▸ **Task prompt**
Restate the records in their entirety, word for word.

>> begin Provided entries

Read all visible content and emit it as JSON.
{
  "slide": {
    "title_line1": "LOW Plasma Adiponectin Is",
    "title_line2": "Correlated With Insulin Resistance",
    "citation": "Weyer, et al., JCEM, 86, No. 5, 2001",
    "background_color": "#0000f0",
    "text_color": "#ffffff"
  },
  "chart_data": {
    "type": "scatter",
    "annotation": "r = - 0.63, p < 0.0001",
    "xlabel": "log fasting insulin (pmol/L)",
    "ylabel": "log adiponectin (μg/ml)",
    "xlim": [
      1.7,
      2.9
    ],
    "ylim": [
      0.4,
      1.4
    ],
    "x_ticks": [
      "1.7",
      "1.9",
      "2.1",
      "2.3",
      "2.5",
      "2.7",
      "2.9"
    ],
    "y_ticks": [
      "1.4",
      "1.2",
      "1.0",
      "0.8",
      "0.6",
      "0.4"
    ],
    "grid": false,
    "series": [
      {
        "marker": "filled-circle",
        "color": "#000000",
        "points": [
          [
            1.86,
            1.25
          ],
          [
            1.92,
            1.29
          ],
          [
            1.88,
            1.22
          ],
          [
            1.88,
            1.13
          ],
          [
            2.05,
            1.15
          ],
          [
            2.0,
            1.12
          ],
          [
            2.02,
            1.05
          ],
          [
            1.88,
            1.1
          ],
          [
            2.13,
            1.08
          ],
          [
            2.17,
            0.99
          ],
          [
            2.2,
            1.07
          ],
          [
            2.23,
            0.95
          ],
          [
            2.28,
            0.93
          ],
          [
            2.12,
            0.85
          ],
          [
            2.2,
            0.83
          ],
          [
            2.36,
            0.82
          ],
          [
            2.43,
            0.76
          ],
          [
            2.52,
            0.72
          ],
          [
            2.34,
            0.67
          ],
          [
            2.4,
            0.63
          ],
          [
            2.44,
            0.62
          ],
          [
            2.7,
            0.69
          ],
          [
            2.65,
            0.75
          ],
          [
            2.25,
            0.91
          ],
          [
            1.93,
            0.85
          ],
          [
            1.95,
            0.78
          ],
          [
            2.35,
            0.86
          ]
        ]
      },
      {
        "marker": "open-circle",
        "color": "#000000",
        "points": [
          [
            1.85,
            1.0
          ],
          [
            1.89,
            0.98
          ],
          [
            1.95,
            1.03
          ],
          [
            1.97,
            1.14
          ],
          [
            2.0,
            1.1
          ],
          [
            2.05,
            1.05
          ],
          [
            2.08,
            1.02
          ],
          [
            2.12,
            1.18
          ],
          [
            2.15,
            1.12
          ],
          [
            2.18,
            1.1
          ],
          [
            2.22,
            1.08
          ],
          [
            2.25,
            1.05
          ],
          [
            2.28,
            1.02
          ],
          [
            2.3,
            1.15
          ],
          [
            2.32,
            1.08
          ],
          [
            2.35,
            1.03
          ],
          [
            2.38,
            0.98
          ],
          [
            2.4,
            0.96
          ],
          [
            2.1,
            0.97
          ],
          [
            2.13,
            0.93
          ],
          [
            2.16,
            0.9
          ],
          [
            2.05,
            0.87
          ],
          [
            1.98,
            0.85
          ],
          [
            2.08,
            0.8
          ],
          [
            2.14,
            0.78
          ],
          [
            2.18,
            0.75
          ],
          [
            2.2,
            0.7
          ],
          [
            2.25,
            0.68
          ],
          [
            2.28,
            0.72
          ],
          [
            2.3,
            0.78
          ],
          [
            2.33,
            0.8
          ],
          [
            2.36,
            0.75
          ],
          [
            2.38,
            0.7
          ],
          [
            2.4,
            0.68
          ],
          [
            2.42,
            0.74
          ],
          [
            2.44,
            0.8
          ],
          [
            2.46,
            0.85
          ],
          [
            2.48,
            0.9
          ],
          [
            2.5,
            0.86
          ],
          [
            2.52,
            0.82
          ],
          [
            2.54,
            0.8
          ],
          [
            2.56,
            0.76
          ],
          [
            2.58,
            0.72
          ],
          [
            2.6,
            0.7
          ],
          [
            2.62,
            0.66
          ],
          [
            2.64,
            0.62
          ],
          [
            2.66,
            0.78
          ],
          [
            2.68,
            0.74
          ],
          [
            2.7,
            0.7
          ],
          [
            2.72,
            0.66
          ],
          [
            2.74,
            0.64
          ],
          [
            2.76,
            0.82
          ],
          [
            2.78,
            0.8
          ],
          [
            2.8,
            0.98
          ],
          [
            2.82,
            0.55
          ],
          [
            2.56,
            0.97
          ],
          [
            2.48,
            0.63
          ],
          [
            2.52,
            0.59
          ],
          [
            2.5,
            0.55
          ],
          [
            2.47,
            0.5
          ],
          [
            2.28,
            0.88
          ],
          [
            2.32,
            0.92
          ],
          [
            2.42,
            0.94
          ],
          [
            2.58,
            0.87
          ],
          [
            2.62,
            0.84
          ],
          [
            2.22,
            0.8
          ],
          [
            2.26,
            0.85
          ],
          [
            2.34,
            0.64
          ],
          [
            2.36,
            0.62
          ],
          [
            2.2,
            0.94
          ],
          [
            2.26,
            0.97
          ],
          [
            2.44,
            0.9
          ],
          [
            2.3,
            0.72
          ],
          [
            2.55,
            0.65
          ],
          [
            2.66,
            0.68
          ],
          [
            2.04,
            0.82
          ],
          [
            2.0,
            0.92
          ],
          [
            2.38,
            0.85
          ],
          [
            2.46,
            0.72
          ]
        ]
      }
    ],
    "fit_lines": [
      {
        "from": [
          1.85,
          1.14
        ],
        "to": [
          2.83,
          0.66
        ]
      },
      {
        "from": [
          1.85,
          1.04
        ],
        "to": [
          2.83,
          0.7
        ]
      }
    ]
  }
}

>> end Provided entries

▸ **Answer to the exercise**
Read all visible content and emit it as JSON.
{
  "slide": {
    "title_line1": "LOW Plasma Adiponectin Is",
    "title_line2": "Correlated With Insulin Resistance",
    "citation": "Weyer, et al., JCEM, 86, No. 5, 2001",
    "background_color": "#0000f0",
    "text_color": "#ffffff"
  },
  "chart_data": {
    "type": "scatter",
    "annotation": "r = - 0.63, p < 0.0001",
    "xlabel": "log fasting insulin (pmol/L)",
    "ylabel": "log adiponectin (μg/ml)",
    "xlim": [
      1.7,
      2.9
    ],
    "ylim": [
      0.4,
      1.4
    ],
    "x_ticks": [
      "1.7",
      "1.9",
      "2.1",
      "2.3",
      "2.5",
      "2.7",
      "2.9"
    ],
    "y_ticks": [
      "1.4",
      "1.2",
      "1.0",
      "0.8",
      "0.6",
      "0.4"
    ],
    "grid": false,
    "series": [
      {
        "marker": "filled-circle",
        "color": "#000000",
        "points": [
          [
            1.86,
            1.25
          ],
          [
            1.92,
            1.29
          ],
          [
            1.88,
            1.22
          ],
          [
            1.88,
            1.13
          ],
          [
            2.05,
            1.15
          ],
          [
            2.0,
            1.12
          ],
          [
            2.02,
            1.05
          ],
          [
            1.88,
            1.1
          ],
          [
            2.13,
            1.08
          ],
          [
            2.17,
            0.99
          ],
          [
            2.2,
            1.07
          ],
          [
            2.23,
            0.95
          ],
          [
            2.28,
            0.93
          ],
          [
            2.12,
            0.85
          ],
          [
            2.2,
            0.83
          ],
          [
            2.36,
            0.82
          ],
          [
            2.43,
            0.76
          ],
          [
            2.52,
            0.72
          ],
          [
            2.34,
            0.67
          ],
          [
            2.4,
            0.63
          ],
          [
            2.44,
            0.62
          ],
          [
            2.7,
            0.69
          ],
          [
            2.65,
            0.75
          ],
          [
            2.25,
            0.91
          ],
          [
            1.93,
            0.85
          ],
          [
            1.95,
            0.78
          ],
          [
            2.35,
            0.86
          ]
        ]
      },
      {
        "marker": "open-circle",
        "color": "#000000",
        "points": [
          [
            1.85,
            1.0
          ],
          [
            1.89,
            0.98
          ],
          [
            1.95,
            1.03
          ],
          [
            1.97,
            1.14
          ],
          [
            2.0,
            1.1
          ],
          [
            2.05,
            1.05
          ],
          [
            2.08,
            1.02
          ],
          [
            2.12,
            1.18
          ],
          [
            2.15,
            1.12
          ],
          [
            2.18,
            1.1
          ],
          [
            2.22,
            1.08
          ],
          [
            2.25,
            1.05
          ],
          [
            2.28,
            1.02
          ],
          [
            2.3,
            1.15
          ],
          [
            2.32,
            1.08
          ],
          [
            2.35,
            1.03
          ],
          [
            2.38,
            0.98
          ],
          [
            2.4,
            0.96
          ],
          [
            2.1,
            0.97
          ],
          [
            2.13,
            0.93
          ],
          [
            2.16,
            0.9
          ],
          [
            2.05,
            0.87
          ],
          [
            1.98,
            0.85
          ],
          [
            2.08,
            0.8
          ],
          [
            2.14,
            0.78
          ],
          [
            2.18,
            0.75
          ],
          [
            2.2,
            0.7
          ],
          [
            2.25,
            0.68
          ],
          [
            2.28,
            0.72
          ],
          [
            2.3,
            0.78
          ],
          [
            2.33,
            0.8
          ],
          [
            2.36,
            0.75
          ],
          [
            2.38,
            0.7
          ],
          [
            2.4,
            0.68
          ],
          [
            2.42,
            0.74
          ],
          [
            2.44,
            0.8
          ],
          [
            2.46,
            0.85
          ],
          [
            2.48,
            0.9
          ],
          [
            2.5,
            0.86
          ],
          [
            2.52,
            0.82
          ],
          [
            2.54,
            0.8
          ],
          [
            2.56,
            0.76
          ],
          [
            2.58,
            0.72
          ],
          [
            2.6,
            0.7
          ],
          [
            2.62,
            0.66
          ],
          [
            2.64,
            0.62
          ],
          [
            2.66,
            0.78
          ],
          [
            2.68,
            0.74
          ],
          [
            2.7,
            0.7
          ],
          [
            2.72,
            0.66
          ],
          [
            2.74,
            0.64
          ],
          [
            2.76,
            0.82
          ],
          [
            2.78,
            0.8
          ],
          [
            2.8,
            0.98
          ],
          [
            2.82,
            0.55
          ],
          [
            2.56,
            0.97
          ],
          [
            2.48,
            0.63
          ],
          [
            2.52,
            0.59
          ],
          [
            2.5,
            0.55
          ],
          [
            2.47,
            0.5
          ],
          [
            2.28,
            0.88
          ],
          [
            2.32,
            0.92
          ],
          [
            2.42,
            0.94
          ],
          [
            2.58,
            0.87
          ],
          [
            2.62,
            0.84
          ],
          [
            2.22,
            0.8
          ],
          [
            2.26,
            0.85
          ],
          [
            2.34,
            0.64
          ],
          [
            2.36,
            0.62
          ],
          [
            2.2,
            0.94
          ],
          [
            2.26,
            0.97
          ],
          [
            2.44,
            0.9
          ],
          [
            2.3,
            0.72
          ],
          [
            2.55,
            0.65
          ],
          [
            2.66,
            0.68
          ],
          [
            2.04,
            0.82
          ],
          [
            2.0,
            0.92
          ],
          [
            2.38,
            0.85
          ],
          [
            2.46,
            0.72
          ]
        ]
      }
    ],
    "fit_lines": [
      {
        "from": [
          1.85,
          1.14
        ],
        "to": [
          2.83,
          0.66
        ]
      },
      {
        "from": [
          1.85,
          1.04
        ],
        "to": [
          2.83,
          0.7
        ]
      }
    ]
  }
}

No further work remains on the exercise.